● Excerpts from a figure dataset
-------

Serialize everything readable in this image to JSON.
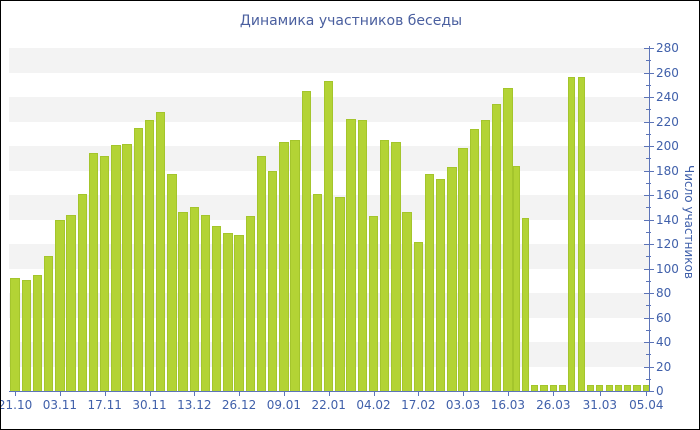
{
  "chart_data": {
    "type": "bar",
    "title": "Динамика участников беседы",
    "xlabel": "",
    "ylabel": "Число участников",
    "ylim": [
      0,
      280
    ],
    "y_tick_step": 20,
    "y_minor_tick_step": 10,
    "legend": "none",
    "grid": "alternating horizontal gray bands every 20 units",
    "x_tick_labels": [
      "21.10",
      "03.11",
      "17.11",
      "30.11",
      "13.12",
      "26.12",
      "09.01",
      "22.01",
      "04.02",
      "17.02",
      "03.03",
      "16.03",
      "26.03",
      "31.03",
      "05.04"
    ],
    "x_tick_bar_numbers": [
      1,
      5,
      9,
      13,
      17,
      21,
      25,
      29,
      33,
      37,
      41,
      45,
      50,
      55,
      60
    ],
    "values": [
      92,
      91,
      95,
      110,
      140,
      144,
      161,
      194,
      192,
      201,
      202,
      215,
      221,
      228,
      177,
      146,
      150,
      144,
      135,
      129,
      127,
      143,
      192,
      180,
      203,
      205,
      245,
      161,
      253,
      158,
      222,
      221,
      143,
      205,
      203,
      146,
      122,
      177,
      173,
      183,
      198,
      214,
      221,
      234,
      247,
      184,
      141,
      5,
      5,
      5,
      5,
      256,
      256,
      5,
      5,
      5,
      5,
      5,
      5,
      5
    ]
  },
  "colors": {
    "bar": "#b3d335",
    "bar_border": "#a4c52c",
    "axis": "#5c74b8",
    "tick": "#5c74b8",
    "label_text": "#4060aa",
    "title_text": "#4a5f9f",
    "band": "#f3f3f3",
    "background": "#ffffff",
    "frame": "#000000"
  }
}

-------

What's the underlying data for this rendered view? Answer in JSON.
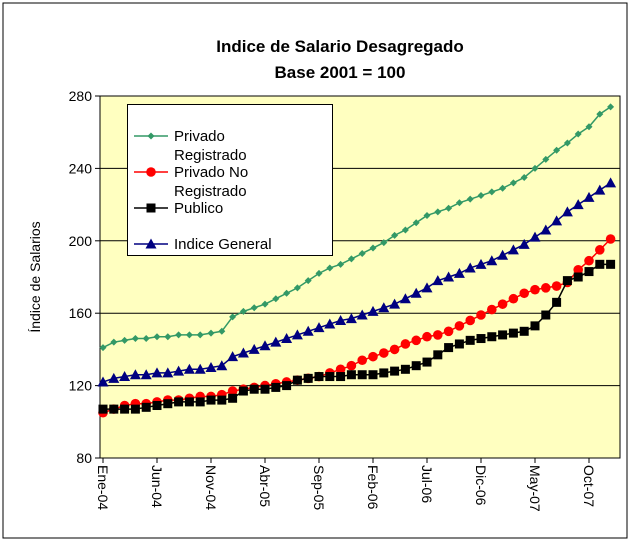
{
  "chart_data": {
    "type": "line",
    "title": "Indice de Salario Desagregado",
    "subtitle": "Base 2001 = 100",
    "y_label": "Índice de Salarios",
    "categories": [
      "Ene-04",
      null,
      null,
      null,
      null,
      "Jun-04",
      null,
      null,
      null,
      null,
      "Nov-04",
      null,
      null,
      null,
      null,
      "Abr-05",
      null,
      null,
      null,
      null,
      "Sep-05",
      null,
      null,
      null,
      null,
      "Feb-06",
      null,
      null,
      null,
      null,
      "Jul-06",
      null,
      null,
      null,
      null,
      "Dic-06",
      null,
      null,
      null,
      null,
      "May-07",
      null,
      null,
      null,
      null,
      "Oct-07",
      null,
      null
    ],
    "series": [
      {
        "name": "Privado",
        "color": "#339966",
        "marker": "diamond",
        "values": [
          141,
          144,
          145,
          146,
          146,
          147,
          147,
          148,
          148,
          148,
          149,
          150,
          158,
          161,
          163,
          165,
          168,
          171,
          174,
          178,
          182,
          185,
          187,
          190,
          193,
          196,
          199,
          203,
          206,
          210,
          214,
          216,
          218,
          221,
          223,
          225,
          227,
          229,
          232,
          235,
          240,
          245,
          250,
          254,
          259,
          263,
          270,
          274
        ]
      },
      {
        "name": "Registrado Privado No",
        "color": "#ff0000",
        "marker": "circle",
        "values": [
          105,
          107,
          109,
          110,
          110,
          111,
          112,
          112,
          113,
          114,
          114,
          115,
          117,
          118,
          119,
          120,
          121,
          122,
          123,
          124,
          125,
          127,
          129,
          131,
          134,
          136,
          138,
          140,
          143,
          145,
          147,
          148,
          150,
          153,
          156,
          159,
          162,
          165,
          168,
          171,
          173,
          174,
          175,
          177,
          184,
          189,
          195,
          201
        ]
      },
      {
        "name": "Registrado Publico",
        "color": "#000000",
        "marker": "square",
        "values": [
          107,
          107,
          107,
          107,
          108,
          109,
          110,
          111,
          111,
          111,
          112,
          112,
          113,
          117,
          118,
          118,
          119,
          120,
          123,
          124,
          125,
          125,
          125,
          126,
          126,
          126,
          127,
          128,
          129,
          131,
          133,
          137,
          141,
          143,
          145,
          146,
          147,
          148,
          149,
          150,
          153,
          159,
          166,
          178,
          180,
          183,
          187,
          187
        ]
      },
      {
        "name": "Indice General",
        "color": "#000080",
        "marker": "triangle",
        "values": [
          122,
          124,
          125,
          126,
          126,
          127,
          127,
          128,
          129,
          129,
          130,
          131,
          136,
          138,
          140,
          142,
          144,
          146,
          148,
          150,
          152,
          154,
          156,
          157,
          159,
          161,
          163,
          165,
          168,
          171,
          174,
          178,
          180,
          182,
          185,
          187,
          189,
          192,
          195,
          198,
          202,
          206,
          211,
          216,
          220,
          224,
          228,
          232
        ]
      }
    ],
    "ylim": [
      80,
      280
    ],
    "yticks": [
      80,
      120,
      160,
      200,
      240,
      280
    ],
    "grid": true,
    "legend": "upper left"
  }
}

-------

● Requirements
Copy the lines from the entries above in which the word "marker" appears.

● Exercise solution
        "marker": "diamond",
        "marker": "circle",
        "marker": "square",
        "marker": "triangle",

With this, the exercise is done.